*Brief*:
Copy the items from the very first line through the line containing "status-dot-icon: [232, 363, 239, 370]", both included, and swap every "service-card" for "service-tile" without changing anything else.

*Supplied material*:

— begin —

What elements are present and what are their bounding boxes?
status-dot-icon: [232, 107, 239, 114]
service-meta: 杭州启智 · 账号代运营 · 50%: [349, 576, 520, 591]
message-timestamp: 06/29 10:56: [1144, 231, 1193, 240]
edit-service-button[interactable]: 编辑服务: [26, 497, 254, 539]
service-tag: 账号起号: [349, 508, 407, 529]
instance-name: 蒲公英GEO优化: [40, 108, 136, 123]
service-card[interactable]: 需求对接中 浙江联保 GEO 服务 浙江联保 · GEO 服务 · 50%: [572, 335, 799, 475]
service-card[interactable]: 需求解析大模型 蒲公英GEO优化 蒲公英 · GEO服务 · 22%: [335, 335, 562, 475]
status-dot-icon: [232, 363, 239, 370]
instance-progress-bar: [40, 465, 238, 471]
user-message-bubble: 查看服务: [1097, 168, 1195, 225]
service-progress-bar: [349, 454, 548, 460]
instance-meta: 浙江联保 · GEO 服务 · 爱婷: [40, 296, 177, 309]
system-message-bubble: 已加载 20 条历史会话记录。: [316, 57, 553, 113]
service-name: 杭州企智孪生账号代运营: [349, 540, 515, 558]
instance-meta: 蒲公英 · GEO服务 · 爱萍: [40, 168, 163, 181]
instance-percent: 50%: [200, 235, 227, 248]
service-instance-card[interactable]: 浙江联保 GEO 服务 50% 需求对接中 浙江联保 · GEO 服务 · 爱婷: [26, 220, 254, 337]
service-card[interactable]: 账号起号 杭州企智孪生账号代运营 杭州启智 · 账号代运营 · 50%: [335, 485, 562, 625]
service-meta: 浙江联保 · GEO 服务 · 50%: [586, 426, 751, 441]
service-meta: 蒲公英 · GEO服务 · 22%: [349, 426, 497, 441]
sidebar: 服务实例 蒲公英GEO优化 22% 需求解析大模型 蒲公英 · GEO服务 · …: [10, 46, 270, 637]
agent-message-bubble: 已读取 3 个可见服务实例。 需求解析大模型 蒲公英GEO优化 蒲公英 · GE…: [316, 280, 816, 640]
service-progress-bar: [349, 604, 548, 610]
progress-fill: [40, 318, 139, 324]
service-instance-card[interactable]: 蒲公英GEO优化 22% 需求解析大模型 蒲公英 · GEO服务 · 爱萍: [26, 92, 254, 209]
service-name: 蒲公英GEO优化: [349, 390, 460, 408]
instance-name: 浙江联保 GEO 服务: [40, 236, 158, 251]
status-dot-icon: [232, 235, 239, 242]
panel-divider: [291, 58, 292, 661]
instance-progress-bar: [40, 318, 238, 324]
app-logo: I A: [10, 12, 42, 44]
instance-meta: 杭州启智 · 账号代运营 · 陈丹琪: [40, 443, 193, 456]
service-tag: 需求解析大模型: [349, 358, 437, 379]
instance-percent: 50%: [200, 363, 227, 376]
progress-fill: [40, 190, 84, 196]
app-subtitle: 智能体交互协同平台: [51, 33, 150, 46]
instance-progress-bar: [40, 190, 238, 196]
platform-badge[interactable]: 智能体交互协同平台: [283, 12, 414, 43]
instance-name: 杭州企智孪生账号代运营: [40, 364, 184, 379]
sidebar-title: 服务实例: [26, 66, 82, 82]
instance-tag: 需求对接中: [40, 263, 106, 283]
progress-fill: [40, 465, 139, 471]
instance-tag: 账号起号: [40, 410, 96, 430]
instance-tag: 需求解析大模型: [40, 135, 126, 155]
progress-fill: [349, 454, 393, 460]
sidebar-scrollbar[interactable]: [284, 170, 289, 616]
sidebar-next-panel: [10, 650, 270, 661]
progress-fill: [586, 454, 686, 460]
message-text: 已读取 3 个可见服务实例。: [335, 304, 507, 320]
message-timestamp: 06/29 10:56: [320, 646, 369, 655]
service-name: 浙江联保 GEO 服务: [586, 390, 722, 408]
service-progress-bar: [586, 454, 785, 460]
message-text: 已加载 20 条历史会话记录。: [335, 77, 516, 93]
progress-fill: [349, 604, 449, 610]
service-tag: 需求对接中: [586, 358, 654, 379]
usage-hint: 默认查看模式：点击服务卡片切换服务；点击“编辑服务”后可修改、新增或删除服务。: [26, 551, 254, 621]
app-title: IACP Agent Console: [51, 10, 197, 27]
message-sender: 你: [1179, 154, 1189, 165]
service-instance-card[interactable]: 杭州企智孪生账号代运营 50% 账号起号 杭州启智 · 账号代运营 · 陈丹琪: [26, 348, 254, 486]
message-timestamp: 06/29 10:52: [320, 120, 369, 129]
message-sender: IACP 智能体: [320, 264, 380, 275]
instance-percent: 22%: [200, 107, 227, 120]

— end —

*Solution to the exercise*:
What elements are present and what are their bounding boxes?
status-dot-icon: [232, 107, 239, 114]
service-meta: 杭州启智 · 账号代运营 · 50%: [349, 576, 520, 591]
message-timestamp: 06/29 10:56: [1144, 231, 1193, 240]
edit-service-button[interactable]: 编辑服务: [26, 497, 254, 539]
service-tag: 账号起号: [349, 508, 407, 529]
instance-name: 蒲公英GEO优化: [40, 108, 136, 123]
service-tile[interactable]: 需求对接中 浙江联保 GEO 服务 浙江联保 · GEO 服务 · 50%: [572, 335, 799, 475]
service-tile[interactable]: 需求解析大模型 蒲公英GEO优化 蒲公英 · GEO服务 · 22%: [335, 335, 562, 475]
status-dot-icon: [232, 363, 239, 370]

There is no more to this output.